▶ Requirement a
Output the entries from the first one through the line containing "task-header: 일일업무 매장" as a Markdown table with the columns Row and Entry, skipping any blank lines.

▶ Excerpted passage
......
Snow depth on Christmas Eve per year (2008-2017)

Or density plots with either geom_line() or geom_polygon():
# getting map
plot_map <- get_stamenmap(as.numeric(geocode_OSM("Germany")$bbox),
                          zoom = 7,
                          crop = FALSE,
                          force = T,
                          maptype = "toner-background")
# density plot: lines
plot1 <- ggmap(plot_map) +
  geom_density2d(data = df_snow_dens, 
                 aes(x = LONGITUDE, 
                     y = LATITUDE, 
                     color = ..level..), 
                 size = 0.7) +
  scale_color_continuous(low = "#17775A", high = "white",
                         name = "",
                         breaks = c(0.01, 0.06),
                         labels = c("little snow", "much snow")) +
  theme(axis.title = element_blank(),
        axis.ticks = element_blank(),
        axis.text = element_blank(),
        legend.position = "left") 

# density plot: polygon
plot2 <- ggmap(plot_map) +
  stat_density_2d(data = df_snow_dens, 
                  aes(x = LONGITUDE, y = LATITUDE, 
                      alpha = ..level..), 
                  fill = "#CFECFF",
                  geom = "polygon") +
  scale_alpha(name = "",
              breaks = c(0.012, 0.024, 0.036, 0.048, 0.06),
              labels = c("little snow", "","", "", "much snow"))  +
  theme(axis.title = element_blank(),
        axis.ticks = element_blank(),
        axis.text = element_blank())
......
(Part of a data file)

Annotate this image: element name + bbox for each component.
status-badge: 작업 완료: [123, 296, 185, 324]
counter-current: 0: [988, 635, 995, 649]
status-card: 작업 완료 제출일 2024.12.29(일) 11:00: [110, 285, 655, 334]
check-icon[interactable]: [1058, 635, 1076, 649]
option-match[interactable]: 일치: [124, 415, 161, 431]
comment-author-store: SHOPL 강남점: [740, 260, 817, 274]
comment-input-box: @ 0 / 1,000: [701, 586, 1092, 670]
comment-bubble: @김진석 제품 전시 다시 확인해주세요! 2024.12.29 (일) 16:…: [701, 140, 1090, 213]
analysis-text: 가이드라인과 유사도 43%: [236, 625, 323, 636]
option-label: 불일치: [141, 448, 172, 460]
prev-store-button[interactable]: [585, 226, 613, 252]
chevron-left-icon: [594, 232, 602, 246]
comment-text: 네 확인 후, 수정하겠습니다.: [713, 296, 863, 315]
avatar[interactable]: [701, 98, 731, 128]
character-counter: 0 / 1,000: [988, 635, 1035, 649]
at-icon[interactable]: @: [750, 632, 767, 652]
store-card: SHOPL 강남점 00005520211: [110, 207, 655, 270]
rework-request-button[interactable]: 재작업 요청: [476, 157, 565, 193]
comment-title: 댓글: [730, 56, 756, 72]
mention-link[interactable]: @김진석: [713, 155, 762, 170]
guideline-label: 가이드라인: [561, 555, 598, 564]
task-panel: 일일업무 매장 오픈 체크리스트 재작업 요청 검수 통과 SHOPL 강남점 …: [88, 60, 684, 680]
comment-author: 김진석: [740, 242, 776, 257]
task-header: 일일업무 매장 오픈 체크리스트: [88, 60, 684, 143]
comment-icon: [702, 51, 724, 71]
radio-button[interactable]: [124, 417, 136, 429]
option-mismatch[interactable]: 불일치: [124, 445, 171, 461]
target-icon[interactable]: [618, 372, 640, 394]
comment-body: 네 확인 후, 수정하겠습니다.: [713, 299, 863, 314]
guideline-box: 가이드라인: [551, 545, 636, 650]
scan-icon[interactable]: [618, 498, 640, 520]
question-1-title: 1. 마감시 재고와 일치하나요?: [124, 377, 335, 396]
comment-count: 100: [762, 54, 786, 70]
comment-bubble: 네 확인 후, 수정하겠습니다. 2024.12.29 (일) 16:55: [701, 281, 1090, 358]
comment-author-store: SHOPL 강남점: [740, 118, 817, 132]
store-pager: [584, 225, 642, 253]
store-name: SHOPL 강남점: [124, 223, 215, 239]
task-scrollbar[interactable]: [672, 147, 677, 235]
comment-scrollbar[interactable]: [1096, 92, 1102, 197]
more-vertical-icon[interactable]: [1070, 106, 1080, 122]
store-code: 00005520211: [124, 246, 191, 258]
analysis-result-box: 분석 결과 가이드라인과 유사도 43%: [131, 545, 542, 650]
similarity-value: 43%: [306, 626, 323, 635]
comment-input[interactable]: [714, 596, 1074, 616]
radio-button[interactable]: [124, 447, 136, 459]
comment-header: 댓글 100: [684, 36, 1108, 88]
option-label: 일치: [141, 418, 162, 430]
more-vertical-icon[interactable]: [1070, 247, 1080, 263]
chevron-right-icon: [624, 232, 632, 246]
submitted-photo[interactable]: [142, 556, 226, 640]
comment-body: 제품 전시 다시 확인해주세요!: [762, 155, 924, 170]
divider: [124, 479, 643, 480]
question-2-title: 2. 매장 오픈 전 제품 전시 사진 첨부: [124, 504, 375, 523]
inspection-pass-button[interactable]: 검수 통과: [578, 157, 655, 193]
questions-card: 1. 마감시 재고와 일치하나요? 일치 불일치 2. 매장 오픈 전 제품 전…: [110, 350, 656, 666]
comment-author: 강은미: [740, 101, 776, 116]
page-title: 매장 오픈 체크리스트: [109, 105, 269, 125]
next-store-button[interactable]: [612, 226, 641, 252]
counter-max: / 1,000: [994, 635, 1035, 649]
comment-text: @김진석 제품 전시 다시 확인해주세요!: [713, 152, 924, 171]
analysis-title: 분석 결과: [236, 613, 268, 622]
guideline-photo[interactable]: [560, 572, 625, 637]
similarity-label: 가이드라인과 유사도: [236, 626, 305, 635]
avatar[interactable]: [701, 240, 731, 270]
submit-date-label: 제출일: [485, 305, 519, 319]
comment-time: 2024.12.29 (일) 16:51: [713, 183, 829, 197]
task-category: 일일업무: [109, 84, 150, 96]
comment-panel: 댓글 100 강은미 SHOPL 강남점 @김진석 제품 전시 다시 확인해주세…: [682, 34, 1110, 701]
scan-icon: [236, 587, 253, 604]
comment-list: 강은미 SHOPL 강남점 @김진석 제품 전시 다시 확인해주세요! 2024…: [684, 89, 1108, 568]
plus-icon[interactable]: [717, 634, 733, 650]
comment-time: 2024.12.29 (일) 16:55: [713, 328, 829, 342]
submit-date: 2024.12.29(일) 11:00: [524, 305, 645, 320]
......
▶ Requirement b
Reproduce the passage of the snow-depth mapping code from "# density plot: polygon" to "axis.text = element_blank())" without any changes.

▶ Problem solution a
| Row | Entry |
|---|---|
| 1 | Annotate this image: element name + bbox for each component. |
| 2 | status-badge: 작업 완료: [123, 296, 185, 324] |
| 3 | counter-current: 0: [988, 635, 995, 649] |
| 4 | status-card: 작업 완료 제출일 2024.12.29(일) 11:00: [110, 285, 655, 334] |
| 5 | check-icon[interactable]: [1058, 635, 1076, 649] |
| 6 | option-match[interactable]: 일치: [124, 415, 161, 431] |
| 7 | comment-author-store: SHOPL 강남점: [740, 260, 817, 274] |
| 8 | comment-input-box: @ 0 / 1,000: [701, 586, 1092, 670] |
| 9 | comment-bubble: @김진석 제품 전시 다시 확인해주세요! 2024.12.29 (일) 16:…: [701, 140, 1090, 213] |
| 10 | analysis-text: 가이드라인과 유사도 43%: [236, 625, 323, 636] |
| 11 | option-label: 불일치: [141, 448, 172, 460] |
| 12 | prev-store-button[interactable]: [585, 226, 613, 252] |
| 13 | chevron-left-icon: [594, 232, 602, 246] |
| 14 | comment-text: 네 확인 후, 수정하겠습니다.: [713, 296, 863, 315] |
| 15 | avatar[interactable]: [701, 98, 731, 128] |
| 16 | character-counter: 0 / 1,000: [988, 635, 1035, 649] |
| 17 | at-icon[interactable]: @: [750, 632, 767, 652] |
| 18 | store-card: SHOPL 강남점 00005520211: [110, 207, 655, 270] |
| 19 | rework-request-button[interactable]: 재작업 요청: [476, 157, 565, 193] |
| 20 | comment-title: 댓글: [730, 56, 756, 72] |
| 21 | mention-link[interactable]: @김진석: [713, 155, 762, 170] |
| 22 | guideline-label: 가이드라인: [561, 555, 598, 564] |
| 23 | task-panel: 일일업무 매장 오픈 체크리스트 재작업 요청 검수 통과 SHOPL 강남점 …: [88, 60, 684, 680] |
| 24 | comment-author: 김진석: [740, 242, 776, 257] |
| 25 | task-header: 일일업무 매장 오픈 체크리스트: [88, 60, 684, 143] |

▶ Problem solution b
# density plot: polygon
plot2 <- ggmap(plot_map) +
  stat_density_2d(data = df_snow_dens, 
                  aes(x = LONGITUDE, y = LATITUDE, 
                      alpha = ..level..), 
                  fill = "#CFECFF",
                  geom = "polygon") +
  scale_alpha(name = "",
              breaks = c(0.012, 0.024, 0.036, 0.048, 0.06),
              labels = c("little snow", "","", "", "much snow"))  +
  theme(axis.title = element_blank(),
        axis.ticks = element_blank(),
        axis.text = element_blank())